#### PROBLEM TO SOLVE
Locate all lines with the word "Sewer". Copy them.
── SUPPLIED RECORDS
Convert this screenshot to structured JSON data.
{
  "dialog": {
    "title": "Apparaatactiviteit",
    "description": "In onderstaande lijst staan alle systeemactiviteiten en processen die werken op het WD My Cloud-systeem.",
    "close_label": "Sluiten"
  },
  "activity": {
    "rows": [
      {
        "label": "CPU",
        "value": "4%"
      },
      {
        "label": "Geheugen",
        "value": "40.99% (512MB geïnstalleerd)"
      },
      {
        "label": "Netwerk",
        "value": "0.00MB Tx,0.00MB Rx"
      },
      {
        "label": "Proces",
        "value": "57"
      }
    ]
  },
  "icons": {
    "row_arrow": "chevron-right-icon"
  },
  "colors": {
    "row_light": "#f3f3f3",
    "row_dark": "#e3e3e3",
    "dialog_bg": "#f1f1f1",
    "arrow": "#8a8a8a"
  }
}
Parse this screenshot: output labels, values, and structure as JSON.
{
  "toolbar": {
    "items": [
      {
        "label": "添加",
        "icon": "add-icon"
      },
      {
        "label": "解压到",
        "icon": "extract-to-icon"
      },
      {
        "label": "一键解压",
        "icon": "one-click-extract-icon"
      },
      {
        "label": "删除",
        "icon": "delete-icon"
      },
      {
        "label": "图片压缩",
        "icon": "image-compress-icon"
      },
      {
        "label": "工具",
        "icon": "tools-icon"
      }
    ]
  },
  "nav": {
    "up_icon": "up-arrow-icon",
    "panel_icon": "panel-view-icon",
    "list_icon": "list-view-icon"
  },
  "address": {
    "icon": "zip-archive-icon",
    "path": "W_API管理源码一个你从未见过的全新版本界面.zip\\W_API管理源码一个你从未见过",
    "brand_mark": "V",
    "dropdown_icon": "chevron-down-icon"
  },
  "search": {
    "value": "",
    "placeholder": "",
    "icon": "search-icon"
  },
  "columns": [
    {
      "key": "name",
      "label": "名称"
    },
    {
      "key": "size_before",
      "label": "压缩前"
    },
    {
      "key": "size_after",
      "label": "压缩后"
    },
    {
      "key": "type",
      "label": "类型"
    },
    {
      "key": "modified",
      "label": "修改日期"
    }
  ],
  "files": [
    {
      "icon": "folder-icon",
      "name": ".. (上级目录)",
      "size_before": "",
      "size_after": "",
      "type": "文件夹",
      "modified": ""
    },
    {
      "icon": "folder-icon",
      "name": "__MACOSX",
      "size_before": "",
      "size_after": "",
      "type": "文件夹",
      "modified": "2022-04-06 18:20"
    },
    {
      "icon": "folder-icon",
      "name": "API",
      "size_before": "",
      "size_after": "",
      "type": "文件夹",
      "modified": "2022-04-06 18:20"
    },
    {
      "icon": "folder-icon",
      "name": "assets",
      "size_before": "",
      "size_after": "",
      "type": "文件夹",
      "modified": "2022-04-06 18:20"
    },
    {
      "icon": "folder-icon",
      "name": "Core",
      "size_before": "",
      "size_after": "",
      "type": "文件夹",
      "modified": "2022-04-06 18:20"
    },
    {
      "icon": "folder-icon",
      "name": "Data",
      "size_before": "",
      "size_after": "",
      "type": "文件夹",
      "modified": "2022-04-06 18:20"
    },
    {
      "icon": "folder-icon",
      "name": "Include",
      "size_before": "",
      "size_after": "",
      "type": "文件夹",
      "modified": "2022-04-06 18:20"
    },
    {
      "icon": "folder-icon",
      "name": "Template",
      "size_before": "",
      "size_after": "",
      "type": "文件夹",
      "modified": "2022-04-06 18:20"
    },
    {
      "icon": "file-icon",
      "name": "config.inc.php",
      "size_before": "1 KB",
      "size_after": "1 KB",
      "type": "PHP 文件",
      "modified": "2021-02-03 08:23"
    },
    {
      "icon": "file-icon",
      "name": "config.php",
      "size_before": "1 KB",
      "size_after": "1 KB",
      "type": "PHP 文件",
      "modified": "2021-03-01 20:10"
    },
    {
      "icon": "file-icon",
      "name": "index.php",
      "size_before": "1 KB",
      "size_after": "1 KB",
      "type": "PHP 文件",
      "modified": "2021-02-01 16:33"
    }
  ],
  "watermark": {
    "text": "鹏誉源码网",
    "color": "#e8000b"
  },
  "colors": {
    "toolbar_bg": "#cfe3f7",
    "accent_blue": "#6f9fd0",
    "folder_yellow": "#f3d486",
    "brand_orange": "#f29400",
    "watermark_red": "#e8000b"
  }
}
────
── SUPPLIED RECORDS
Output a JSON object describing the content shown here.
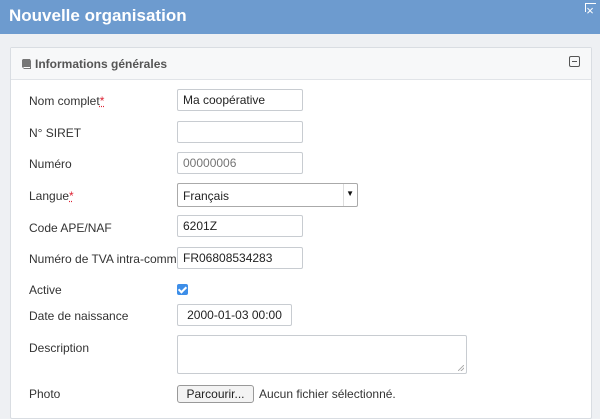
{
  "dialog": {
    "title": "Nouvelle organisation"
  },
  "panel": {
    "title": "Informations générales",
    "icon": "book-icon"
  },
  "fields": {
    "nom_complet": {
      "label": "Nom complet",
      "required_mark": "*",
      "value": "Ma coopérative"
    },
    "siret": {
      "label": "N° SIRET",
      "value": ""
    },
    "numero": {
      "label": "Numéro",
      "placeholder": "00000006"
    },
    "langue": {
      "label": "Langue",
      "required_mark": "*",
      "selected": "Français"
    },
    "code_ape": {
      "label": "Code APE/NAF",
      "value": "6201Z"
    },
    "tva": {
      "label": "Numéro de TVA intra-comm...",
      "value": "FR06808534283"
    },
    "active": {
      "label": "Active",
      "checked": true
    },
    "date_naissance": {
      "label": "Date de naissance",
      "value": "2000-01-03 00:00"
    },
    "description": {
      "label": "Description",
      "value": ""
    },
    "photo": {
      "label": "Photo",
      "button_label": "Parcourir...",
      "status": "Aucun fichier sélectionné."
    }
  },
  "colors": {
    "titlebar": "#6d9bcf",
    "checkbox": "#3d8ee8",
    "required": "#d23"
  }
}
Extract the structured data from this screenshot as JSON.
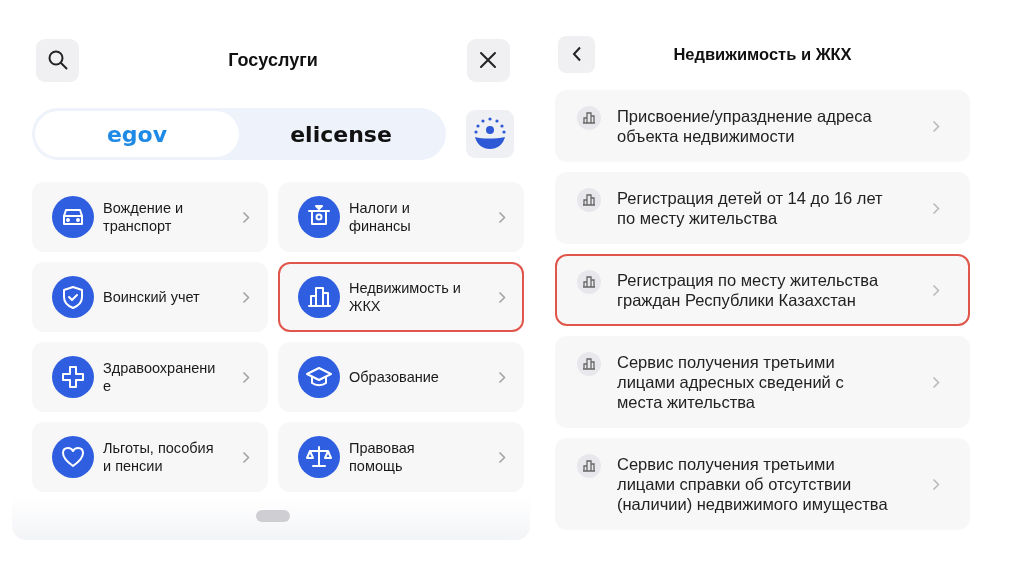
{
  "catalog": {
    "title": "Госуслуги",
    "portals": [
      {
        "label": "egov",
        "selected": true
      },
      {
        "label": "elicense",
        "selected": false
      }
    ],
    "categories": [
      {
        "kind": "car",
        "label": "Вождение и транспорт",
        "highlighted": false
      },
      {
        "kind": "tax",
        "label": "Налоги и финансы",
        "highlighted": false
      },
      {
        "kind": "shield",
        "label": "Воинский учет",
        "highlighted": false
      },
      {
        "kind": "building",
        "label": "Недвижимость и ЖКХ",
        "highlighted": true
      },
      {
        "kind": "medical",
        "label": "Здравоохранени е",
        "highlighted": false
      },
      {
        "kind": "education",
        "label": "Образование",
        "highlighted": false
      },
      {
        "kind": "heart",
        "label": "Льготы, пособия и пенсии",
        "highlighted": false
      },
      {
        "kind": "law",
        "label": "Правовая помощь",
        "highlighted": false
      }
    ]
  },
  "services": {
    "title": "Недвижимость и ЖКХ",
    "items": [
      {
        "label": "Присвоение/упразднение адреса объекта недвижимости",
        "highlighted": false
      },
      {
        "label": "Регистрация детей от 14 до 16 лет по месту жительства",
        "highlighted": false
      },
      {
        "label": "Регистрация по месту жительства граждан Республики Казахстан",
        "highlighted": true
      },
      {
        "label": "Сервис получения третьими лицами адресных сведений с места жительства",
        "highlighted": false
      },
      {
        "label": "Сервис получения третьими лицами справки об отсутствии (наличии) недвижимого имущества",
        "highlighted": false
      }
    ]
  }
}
────
── SUPPLIED RECORDS
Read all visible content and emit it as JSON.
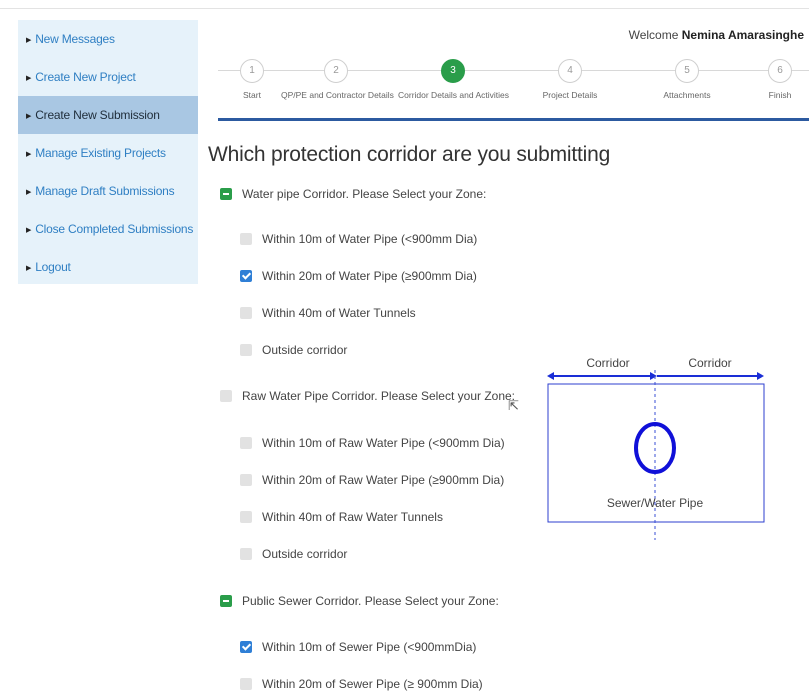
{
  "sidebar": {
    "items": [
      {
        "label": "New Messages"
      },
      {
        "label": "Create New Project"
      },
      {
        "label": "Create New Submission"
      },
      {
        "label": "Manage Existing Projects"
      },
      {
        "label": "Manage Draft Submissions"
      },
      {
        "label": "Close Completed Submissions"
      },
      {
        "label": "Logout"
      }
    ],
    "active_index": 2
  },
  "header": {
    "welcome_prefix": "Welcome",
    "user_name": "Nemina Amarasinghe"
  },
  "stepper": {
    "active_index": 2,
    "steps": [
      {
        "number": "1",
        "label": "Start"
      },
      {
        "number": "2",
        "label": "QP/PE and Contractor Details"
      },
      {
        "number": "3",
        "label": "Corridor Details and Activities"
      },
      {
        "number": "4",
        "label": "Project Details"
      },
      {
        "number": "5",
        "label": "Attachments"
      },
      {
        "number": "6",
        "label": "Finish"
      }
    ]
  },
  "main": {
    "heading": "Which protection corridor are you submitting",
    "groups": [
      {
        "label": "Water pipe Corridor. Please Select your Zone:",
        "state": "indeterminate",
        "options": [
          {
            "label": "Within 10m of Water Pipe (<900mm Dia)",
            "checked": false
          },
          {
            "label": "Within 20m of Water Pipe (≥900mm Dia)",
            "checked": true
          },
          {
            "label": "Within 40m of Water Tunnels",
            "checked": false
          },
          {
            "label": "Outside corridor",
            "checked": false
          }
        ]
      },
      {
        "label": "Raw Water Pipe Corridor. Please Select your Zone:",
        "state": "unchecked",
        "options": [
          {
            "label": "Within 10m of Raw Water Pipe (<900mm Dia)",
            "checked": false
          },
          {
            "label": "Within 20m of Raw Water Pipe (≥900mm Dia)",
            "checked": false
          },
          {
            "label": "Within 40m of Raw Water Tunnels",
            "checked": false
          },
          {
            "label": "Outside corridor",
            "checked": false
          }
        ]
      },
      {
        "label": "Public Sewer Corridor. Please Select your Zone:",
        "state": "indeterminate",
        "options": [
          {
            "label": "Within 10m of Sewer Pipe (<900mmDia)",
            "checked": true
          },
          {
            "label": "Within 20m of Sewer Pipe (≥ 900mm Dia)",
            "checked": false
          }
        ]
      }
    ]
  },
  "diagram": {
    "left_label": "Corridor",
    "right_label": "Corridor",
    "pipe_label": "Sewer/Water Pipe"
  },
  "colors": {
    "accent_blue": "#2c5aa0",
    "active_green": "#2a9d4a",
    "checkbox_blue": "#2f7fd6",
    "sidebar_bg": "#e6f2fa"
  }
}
────
#### THE RESULT
        "label": "Public Sewer Corridor. Please Select your Zone:",
            "label": "Within 10m of Sewer Pipe (<900mmDia)",
            "label": "Within 20m of Sewer Pipe (≥ 900mm Dia)",
    "pipe_label": "Sewer/Water Pipe"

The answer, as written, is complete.